▸ **Task directions**: Convert the stretch of the listing from the line containing "- Text: 9% ↑" through its last line into a JSON list of strings, one string per line, omitting any blank lines.

## start Task material

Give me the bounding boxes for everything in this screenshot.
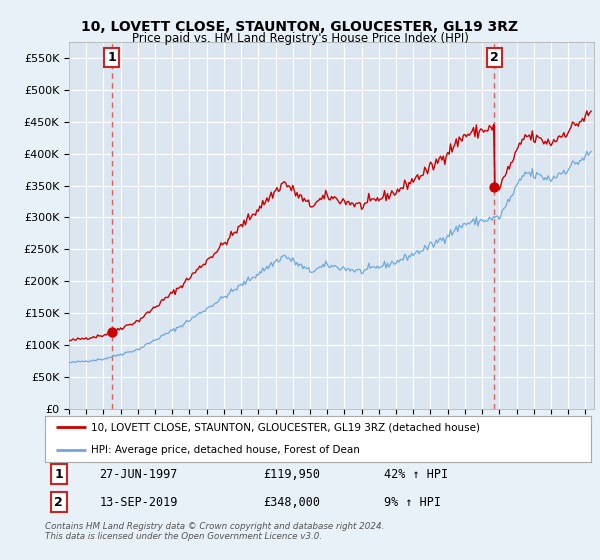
- Text: 9% ↑ HPI: 9% ↑ HPI: [383, 496, 440, 509]
- Text: 27-JUN-1997: 27-JUN-1997: [100, 468, 178, 481]
- Point: [490, 183, 499, 192]
- Text: 2: 2: [54, 496, 63, 509]
- Text: 2: 2: [490, 51, 499, 64]
- Text: 10, LOVETT CLOSE, STAUNTON, GLOUCESTER, GL19 3RZ (detached house): 10, LOVETT CLOSE, STAUNTON, GLOUCESTER, …: [91, 422, 481, 432]
- Text: 1: 1: [54, 468, 63, 481]
- Text: Price paid vs. HM Land Registry's House Price Index (HPI): Price paid vs. HM Land Registry's House …: [131, 32, 469, 45]
- Text: £348,000: £348,000: [263, 496, 320, 509]
- Text: 13-SEP-2019: 13-SEP-2019: [100, 496, 178, 509]
- Text: 42% ↑ HPI: 42% ↑ HPI: [383, 468, 448, 481]
- Text: HPI: Average price, detached house, Forest of Dean: HPI: Average price, detached house, Fore…: [91, 445, 360, 455]
- Point: [107, 328, 116, 337]
- Text: 1: 1: [107, 51, 116, 64]
- Text: 10, LOVETT CLOSE, STAUNTON, GLOUCESTER, GL19 3RZ: 10, LOVETT CLOSE, STAUNTON, GLOUCESTER, …: [82, 20, 518, 34]
- Text: £119,950: £119,950: [263, 468, 320, 481]
- Text: Contains HM Land Registry data © Crown copyright and database right 2024.
This d: Contains HM Land Registry data © Crown c…: [45, 522, 385, 542]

## end Task material

▸ **Solution**:
[
  "- Text: 9% ↑ HPI: 9% ↑ HPI: [383, 496, 440, 509]",
  "- Text: 27-JUN-1997: 27-JUN-1997: [100, 468, 178, 481]",
  "- Point: [490, 183, 499, 192]",
  "- Text: 2: 2: [54, 496, 63, 509]",
  "- Text: 2: 2: [490, 51, 499, 64]",
  "- Text: 10, LOVETT CLOSE, STAUNTON, GLOUCESTER, GL19 3RZ (detached house): 10, LOVETT CLOSE, STAUNTON, GLOUCESTER, …: [91, 422, 481, 432]",
  "- Text: 1: 1: [54, 468, 63, 481]",
  "- Text: Price paid vs. HM Land Registry's House Price Index (HPI): Price paid vs. HM Land Registry's House …: [131, 32, 469, 45]",
  "- Text: £348,000: £348,000: [263, 496, 320, 509]",
  "- Text: 13-SEP-2019: 13-SEP-2019: [100, 496, 178, 509]",
  "- Text: 42% ↑ HPI: 42% ↑ HPI: [383, 468, 448, 481]",
  "- Text: HPI: Average price, detached house, Forest of Dean: HPI: Average price, detached house, Fore…: [91, 445, 360, 455]",
  "- Point: [107, 328, 116, 337]",
  "- Text: 1: 1: [107, 51, 116, 64]",
  "- Text: 10, LOVETT CLOSE, STAUNTON, GLOUCESTER, GL19 3RZ: 10, LOVETT CLOSE, STAUNTON, GLOUCESTER, …: [82, 20, 518, 34]",
  "- Text: £119,950: £119,950: [263, 468, 320, 481]",
  "- Text: Contains HM Land Registry data © Crown copyright and database right 2024.",
  "This d: Contains HM Land Registry data © Crown c…: [45, 522, 385, 542]"
]